### WORK TO BE COMPLETED
Reproduce the rows below from the very first line up to and including the line with "label: Force Field: Force".

### Items from a data source
__________________________________________________
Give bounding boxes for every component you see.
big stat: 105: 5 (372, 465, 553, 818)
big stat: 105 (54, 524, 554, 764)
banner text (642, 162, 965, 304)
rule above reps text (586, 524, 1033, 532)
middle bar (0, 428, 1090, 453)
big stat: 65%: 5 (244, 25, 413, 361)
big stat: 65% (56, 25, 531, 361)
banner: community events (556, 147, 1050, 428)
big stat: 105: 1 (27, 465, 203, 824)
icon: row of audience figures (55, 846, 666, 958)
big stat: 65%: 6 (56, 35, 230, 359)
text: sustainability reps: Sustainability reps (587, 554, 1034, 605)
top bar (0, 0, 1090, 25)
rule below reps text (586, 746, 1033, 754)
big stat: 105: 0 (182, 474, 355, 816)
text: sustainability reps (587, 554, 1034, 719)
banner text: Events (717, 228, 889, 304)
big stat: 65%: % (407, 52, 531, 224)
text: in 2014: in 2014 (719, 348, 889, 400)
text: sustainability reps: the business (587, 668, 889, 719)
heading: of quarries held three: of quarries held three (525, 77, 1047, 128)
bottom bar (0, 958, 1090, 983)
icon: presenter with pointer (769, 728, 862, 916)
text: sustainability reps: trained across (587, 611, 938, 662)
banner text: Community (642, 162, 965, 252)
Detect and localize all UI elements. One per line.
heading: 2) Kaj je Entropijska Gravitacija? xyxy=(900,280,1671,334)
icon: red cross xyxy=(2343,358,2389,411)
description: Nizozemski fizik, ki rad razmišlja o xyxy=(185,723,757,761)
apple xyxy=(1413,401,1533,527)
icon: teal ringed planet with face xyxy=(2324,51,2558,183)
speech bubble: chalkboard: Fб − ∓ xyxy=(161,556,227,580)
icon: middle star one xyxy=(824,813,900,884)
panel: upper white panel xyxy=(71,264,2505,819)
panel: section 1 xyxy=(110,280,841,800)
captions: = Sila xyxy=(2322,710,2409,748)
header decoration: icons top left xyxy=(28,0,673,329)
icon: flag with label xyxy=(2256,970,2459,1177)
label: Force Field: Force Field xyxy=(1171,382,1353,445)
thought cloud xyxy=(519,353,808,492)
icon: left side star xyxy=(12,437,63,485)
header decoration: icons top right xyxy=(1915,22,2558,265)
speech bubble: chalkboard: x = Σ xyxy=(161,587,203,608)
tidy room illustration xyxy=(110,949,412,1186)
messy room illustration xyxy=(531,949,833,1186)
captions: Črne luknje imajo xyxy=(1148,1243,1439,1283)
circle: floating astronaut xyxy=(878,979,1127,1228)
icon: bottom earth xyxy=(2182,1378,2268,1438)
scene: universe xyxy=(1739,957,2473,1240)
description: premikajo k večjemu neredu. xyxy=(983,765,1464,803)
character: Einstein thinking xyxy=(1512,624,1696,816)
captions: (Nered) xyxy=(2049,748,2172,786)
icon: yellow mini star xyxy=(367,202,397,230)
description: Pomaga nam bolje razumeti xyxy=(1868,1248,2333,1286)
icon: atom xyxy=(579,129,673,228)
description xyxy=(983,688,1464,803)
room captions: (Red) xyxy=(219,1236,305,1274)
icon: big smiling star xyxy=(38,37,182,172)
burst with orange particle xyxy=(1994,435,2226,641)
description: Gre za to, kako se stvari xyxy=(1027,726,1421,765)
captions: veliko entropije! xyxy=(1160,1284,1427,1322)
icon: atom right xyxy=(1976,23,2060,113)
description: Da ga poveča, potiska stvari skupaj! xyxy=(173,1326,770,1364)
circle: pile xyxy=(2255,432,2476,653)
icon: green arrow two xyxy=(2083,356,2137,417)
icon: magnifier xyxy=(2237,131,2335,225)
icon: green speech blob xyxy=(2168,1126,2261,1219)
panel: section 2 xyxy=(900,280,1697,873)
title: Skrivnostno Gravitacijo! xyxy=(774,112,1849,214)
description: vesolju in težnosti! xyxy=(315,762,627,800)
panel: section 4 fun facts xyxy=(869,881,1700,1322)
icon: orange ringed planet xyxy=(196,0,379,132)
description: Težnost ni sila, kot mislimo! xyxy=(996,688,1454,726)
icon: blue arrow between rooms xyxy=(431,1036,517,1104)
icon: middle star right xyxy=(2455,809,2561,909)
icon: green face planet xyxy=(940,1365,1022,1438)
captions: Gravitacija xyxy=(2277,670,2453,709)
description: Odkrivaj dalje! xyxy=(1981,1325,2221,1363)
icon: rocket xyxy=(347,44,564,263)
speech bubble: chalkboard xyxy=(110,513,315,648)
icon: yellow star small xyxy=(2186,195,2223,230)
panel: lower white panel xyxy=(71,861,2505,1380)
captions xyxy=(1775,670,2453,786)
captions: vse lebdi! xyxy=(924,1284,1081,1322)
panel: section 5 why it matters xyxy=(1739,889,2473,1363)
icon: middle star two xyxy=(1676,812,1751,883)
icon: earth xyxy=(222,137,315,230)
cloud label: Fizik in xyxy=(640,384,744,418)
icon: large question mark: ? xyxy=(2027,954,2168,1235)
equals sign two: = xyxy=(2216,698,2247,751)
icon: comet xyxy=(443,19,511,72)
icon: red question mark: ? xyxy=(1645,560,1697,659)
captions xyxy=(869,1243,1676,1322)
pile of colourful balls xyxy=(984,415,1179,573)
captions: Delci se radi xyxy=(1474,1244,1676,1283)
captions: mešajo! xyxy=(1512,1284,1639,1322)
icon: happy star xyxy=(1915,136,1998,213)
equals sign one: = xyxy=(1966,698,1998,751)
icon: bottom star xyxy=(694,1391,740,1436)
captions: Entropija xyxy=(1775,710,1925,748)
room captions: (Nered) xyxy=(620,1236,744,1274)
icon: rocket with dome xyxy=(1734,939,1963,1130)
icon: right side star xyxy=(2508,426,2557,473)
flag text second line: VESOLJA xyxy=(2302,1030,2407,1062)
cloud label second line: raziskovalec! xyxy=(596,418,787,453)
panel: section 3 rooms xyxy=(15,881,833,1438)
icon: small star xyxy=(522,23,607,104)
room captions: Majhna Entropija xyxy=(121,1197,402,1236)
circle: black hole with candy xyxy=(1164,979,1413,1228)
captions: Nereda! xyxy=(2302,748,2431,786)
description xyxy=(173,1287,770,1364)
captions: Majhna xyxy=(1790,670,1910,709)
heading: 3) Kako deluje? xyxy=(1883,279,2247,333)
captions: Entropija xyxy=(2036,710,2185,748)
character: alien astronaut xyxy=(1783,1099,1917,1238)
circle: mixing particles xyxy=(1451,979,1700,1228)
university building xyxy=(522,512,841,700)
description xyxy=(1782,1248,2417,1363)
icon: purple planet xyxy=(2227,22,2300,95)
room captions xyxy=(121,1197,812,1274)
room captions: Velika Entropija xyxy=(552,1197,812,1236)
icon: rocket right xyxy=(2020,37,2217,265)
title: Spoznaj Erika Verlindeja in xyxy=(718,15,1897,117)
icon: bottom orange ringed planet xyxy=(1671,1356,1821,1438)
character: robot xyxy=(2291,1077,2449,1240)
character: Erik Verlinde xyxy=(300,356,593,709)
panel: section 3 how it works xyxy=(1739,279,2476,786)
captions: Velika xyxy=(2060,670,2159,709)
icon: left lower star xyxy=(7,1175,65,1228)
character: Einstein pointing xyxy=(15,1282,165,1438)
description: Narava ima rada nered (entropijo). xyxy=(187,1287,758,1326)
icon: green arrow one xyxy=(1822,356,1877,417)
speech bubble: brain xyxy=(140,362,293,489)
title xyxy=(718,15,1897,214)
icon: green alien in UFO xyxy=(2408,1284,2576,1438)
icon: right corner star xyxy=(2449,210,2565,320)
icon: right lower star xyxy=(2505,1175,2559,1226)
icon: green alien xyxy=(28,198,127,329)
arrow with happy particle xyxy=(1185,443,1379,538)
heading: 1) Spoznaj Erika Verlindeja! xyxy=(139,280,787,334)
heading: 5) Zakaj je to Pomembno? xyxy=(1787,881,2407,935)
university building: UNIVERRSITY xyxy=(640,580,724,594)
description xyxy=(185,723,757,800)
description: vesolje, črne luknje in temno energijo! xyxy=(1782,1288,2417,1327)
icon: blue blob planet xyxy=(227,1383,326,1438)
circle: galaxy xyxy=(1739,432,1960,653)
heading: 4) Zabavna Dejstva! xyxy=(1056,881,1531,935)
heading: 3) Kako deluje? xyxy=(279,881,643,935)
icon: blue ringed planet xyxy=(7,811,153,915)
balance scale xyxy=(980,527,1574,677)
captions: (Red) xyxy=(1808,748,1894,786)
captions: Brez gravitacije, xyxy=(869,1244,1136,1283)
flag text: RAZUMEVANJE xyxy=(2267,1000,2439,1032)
__________________________________________________
### TASK SOLUTION
Give bounding boxes for every component you see.
big stat: 105: 5 (372, 465, 553, 818)
big stat: 105 (54, 524, 554, 764)
banner text (642, 162, 965, 304)
rule above reps text (586, 524, 1033, 532)
middle bar (0, 428, 1090, 453)
big stat: 65%: 5 (244, 25, 413, 361)
big stat: 65% (56, 25, 531, 361)
banner: community events (556, 147, 1050, 428)
big stat: 105: 1 (27, 465, 203, 824)
icon: row of audience figures (55, 846, 666, 958)
big stat: 65%: 6 (56, 35, 230, 359)
text: sustainability reps: Sustainability reps (587, 554, 1034, 605)
top bar (0, 0, 1090, 25)
rule below reps text (586, 746, 1033, 754)
big stat: 105: 0 (182, 474, 355, 816)
text: sustainability reps (587, 554, 1034, 719)
banner text: Events (717, 228, 889, 304)
big stat: 65%: % (407, 52, 531, 224)
text: in 2014: in 2014 (719, 348, 889, 400)
text: sustainability reps: the business (587, 668, 889, 719)
heading: of quarries held three: of quarries held three (525, 77, 1047, 128)
bottom bar (0, 958, 1090, 983)
icon: presenter with pointer (769, 728, 862, 916)
text: sustainability reps: trained across (587, 611, 938, 662)
banner text: Community (642, 162, 965, 252)
Detect and localize all UI elements. One per line.
heading: 2) Kaj je Entropijska Gravitacija? xyxy=(900,280,1671,334)
icon: red cross xyxy=(2343,358,2389,411)
description: Nizozemski fizik, ki rad razmišlja o xyxy=(185,723,757,761)
apple xyxy=(1413,401,1533,527)
icon: teal ringed planet with face xyxy=(2324,51,2558,183)
speech bubble: chalkboard: Fб − ∓ xyxy=(161,556,227,580)
icon: middle star one xyxy=(824,813,900,884)
panel: upper white panel xyxy=(71,264,2505,819)
panel: section 1 xyxy=(110,280,841,800)
captions: = Sila xyxy=(2322,710,2409,748)
header decoration: icons top left xyxy=(28,0,673,329)
icon: flag with label xyxy=(2256,970,2459,1177)
label: Force Field: Force Field xyxy=(1171,382,1353,445)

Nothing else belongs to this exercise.